WHAT YOU SHOULD DO:
Below are the records; count the lines that include the string "Schiener" and give only that number.
--- DATA ---
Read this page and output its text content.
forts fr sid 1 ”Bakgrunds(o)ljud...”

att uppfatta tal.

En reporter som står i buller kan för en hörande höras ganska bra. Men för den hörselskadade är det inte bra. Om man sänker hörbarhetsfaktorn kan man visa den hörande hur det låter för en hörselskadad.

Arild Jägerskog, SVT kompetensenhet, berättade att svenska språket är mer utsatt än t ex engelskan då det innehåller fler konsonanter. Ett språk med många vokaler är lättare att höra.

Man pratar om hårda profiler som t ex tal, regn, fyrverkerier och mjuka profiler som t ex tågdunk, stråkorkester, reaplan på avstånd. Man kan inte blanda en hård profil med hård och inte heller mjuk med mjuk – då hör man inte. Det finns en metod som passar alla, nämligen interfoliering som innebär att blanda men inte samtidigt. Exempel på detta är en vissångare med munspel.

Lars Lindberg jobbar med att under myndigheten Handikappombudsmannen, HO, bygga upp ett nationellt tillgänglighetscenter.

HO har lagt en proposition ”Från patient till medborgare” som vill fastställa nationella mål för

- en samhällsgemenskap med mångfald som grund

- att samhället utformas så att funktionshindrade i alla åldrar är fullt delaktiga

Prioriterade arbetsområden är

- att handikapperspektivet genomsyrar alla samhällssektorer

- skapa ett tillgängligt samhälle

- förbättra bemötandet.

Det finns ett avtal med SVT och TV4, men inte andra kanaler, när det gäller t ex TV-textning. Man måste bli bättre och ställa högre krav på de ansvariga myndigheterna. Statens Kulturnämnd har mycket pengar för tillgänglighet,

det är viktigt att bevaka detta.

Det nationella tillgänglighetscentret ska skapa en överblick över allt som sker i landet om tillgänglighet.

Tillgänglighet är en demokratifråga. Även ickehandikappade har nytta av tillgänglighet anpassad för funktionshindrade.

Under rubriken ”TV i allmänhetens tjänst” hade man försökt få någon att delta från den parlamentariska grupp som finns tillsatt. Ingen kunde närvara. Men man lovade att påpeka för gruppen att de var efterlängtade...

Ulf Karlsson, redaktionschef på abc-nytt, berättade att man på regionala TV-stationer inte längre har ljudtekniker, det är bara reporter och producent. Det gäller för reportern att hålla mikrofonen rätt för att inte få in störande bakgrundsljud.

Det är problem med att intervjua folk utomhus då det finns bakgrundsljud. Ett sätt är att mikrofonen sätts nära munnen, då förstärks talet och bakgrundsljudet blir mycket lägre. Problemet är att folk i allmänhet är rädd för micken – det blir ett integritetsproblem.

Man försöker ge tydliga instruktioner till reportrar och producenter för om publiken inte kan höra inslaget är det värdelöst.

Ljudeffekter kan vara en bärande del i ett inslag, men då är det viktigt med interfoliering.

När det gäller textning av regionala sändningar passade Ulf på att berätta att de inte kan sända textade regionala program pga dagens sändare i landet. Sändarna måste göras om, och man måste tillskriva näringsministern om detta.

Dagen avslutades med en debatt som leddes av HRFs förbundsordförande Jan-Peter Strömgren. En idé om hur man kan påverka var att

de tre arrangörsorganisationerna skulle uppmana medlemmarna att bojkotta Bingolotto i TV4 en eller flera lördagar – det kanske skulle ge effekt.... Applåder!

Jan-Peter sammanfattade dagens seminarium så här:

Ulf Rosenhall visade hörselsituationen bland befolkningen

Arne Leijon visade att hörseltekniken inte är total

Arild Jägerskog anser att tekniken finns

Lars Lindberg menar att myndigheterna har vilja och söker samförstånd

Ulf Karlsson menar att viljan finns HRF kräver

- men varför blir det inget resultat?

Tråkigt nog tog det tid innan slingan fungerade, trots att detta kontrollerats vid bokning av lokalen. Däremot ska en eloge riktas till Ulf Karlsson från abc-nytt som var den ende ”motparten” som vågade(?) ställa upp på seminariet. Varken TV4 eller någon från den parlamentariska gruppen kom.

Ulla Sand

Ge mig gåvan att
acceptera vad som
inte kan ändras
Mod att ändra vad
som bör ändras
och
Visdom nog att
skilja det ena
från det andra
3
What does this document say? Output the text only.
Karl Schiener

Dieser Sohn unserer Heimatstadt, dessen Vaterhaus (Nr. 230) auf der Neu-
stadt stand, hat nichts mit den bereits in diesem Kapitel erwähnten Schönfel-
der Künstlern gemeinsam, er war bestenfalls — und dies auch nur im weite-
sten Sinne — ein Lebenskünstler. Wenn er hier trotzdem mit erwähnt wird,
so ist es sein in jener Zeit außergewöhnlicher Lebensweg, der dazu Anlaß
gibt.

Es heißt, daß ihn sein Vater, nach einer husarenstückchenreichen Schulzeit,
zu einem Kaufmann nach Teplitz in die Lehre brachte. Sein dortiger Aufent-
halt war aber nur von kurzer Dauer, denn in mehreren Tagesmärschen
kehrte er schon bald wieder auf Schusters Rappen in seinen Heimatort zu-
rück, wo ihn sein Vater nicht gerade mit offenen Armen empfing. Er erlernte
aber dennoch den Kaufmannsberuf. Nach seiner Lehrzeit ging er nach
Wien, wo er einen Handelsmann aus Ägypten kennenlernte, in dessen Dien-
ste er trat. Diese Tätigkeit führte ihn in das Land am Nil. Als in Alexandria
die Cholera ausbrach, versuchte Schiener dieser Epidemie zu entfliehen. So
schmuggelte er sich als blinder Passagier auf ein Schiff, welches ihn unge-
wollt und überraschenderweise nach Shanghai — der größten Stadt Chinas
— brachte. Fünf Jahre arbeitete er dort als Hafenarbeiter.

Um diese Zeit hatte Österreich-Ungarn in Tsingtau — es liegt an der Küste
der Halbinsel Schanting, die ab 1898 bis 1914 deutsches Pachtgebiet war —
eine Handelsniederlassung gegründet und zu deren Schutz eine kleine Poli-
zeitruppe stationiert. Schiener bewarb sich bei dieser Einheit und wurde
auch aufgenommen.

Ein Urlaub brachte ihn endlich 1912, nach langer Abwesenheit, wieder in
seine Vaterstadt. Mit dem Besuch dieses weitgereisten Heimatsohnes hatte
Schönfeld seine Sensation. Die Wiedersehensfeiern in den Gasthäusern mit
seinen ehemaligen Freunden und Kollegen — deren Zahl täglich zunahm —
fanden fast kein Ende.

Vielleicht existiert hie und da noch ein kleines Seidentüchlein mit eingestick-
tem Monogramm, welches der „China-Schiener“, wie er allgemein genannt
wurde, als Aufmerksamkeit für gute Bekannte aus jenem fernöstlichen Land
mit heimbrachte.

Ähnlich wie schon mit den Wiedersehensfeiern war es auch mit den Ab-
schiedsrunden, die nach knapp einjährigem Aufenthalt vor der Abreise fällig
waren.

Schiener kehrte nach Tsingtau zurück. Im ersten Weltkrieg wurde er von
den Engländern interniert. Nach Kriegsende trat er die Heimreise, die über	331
---
RESULT FOR THIS TASK:
5